**TASK DETAILS**.
Every record below should be printed exactly as it appears.

**AVAILABLE DATA**.
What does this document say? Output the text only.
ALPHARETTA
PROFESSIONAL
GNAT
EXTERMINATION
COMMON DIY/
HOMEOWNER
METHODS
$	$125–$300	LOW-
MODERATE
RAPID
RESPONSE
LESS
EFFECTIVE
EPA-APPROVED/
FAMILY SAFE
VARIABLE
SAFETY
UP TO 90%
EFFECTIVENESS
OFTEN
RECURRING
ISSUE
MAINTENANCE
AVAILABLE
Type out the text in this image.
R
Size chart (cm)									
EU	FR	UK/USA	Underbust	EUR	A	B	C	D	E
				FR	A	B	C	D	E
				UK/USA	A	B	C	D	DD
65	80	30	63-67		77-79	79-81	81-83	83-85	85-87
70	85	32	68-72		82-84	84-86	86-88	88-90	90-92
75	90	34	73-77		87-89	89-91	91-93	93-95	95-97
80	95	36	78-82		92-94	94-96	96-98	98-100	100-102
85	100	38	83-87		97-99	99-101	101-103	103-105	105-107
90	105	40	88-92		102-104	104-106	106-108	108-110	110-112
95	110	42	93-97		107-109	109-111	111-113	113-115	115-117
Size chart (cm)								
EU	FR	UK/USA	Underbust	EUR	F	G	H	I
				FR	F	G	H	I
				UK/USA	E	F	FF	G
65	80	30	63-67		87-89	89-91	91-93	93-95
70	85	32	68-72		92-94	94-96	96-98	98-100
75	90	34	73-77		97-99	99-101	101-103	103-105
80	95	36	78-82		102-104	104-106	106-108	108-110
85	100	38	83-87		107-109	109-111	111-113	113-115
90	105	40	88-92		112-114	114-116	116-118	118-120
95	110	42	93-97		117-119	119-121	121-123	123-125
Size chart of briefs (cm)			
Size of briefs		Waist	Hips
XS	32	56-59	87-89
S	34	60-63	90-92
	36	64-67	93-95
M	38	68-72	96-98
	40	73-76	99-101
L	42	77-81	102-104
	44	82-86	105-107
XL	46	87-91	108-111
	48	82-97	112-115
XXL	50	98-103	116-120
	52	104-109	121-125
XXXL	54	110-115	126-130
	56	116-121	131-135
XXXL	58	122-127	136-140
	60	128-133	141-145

**WRITTEN RESPONSE**.
What does this document say? Output the text only.
ALPHARETTA
PROFESSIONAL
GNAT
EXTERMINATION
COMMON DIY/
HOMEOWNER
METHODS
$	$125–$300	LOW-
MODERATE
RAPID
RESPONSE
LESS
EFFECTIVE
EPA-APPROVED/
FAMILY SAFE
VARIABLE
SAFETY
UP TO 90%
EFFECTIVENESS
OFTEN
RECURRING
ISSUE
MAINTENANCE
AVAILABLE
Type out the text in this image.
R
Size chart (cm)									
EU	FR	UK/USA	Underbust	EUR	A	B	C	D	E
				FR	A	B	C	D	E
				UK/USA	A	B	C	D	DD
65	80	30	63-67		77-79	79-81	81-83	83-85	85-87
70	85	32	68-72		82-84	84-86	86-88	88-90	90-92
75	90	34	73-77		87-89	89-91	91-93	93-95	95-97
80	95	36	78-82		92-94	94-96	96-98	98-100	100-102
85	100	38	83-87		97-99	99-101	101-103	103-105	105-107
90	105	40	88-92		102-104	104-106	106-108	108-110	110-112
95	110	42	93-97		107-109	109-111	111-113	113-115	115-117
Size chart (cm)								
EU	FR	UK/USA	Underbust	EUR	F	G	H	I
				FR	F	G	H	I
				UK/USA	E	F	FF	G
65	80	30	63-67		87-89	89-91	91-93	93-95
70	85	32	68-72		92-94	94-96	96-98	98-100
75	90	34	73-77		97-99	99-101	101-103	103-105
80	95	36	78-82		102-104	104-106	106-108	108-110
85	100	38	83-87		107-109	109-111	111-113	113-115
90	105	40	88-92		112-114	114-116	116-118	118-120
95	110	42	93-97		117-119	119-121	121-123	123-125
Size chart of briefs (cm)			
Size of briefs		Waist	Hips
XS	32	56-59	87-89
S	34	60-63	90-92
	36	64-67	93-95
M	38	68-72	96-98
	40	73-76	99-101
L	42	77-81	102-104
	44	82-86	105-107
XL	46	87-91	108-111
	48	82-97	112-115
XXL	50	98-103	116-120
	52	104-109	121-125
XXXL	54	110-115	126-130
	56	116-121	131-135
XXXL	58	122-127	136-140
	60	128-133	141-145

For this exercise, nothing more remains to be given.